■ TO DO: Reproduce all records verbatim.

■ PROVIDED DATA:
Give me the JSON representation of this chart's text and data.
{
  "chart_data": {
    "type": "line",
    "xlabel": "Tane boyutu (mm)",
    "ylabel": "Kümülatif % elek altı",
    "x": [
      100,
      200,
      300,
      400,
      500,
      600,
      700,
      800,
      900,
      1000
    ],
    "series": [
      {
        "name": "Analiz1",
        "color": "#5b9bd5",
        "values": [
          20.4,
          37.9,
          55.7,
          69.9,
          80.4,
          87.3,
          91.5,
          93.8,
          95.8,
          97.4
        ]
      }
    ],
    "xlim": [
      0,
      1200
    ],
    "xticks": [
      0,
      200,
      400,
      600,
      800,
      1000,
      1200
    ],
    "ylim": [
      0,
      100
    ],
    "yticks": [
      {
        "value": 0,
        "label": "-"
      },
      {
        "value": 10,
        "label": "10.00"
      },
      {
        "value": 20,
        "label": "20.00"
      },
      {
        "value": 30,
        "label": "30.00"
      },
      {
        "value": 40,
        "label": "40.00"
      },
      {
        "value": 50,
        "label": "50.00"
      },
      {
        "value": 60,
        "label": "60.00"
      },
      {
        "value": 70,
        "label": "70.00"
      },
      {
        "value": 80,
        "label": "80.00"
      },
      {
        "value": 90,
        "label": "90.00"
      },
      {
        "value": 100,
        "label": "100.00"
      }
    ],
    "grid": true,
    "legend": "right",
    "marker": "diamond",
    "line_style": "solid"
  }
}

■ FINISHED ANSWER:
Give me the JSON representation of this chart's text and data.
{
  "chart_data": {
    "type": "line",
    "xlabel": "Tane boyutu (mm)",
    "ylabel": "Kümülatif % elek altı",
    "x": [
      100,
      200,
      300,
      400,
      500,
      600,
      700,
      800,
      900,
      1000
    ],
    "series": [
      {
        "name": "Analiz1",
        "color": "#5b9bd5",
        "values": [
          20.4,
          37.9,
          55.7,
          69.9,
          80.4,
          87.3,
          91.5,
          93.8,
          95.8,
          97.4
        ]
      }
    ],
    "xlim": [
      0,
      1200
    ],
    "xticks": [
      0,
      200,
      400,
      600,
      800,
      1000,
      1200
    ],
    "ylim": [
      0,
      100
    ],
    "yticks": [
      {
        "value": 0,
        "label": "-"
      },
      {
        "value": 10,
        "label": "10.00"
      },
      {
        "value": 20,
        "label": "20.00"
      },
      {
        "value": 30,
        "label": "30.00"
      },
      {
        "value": 40,
        "label": "40.00"
      },
      {
        "value": 50,
        "label": "50.00"
      },
      {
        "value": 60,
        "label": "60.00"
      },
      {
        "value": 70,
        "label": "70.00"
      },
      {
        "value": 80,
        "label": "80.00"
      },
      {
        "value": 90,
        "label": "90.00"
      },
      {
        "value": 100,
        "label": "100.00"
      }
    ],
    "grid": true,
    "legend": "right",
    "marker": "diamond",
    "line_style": "solid"
  }
}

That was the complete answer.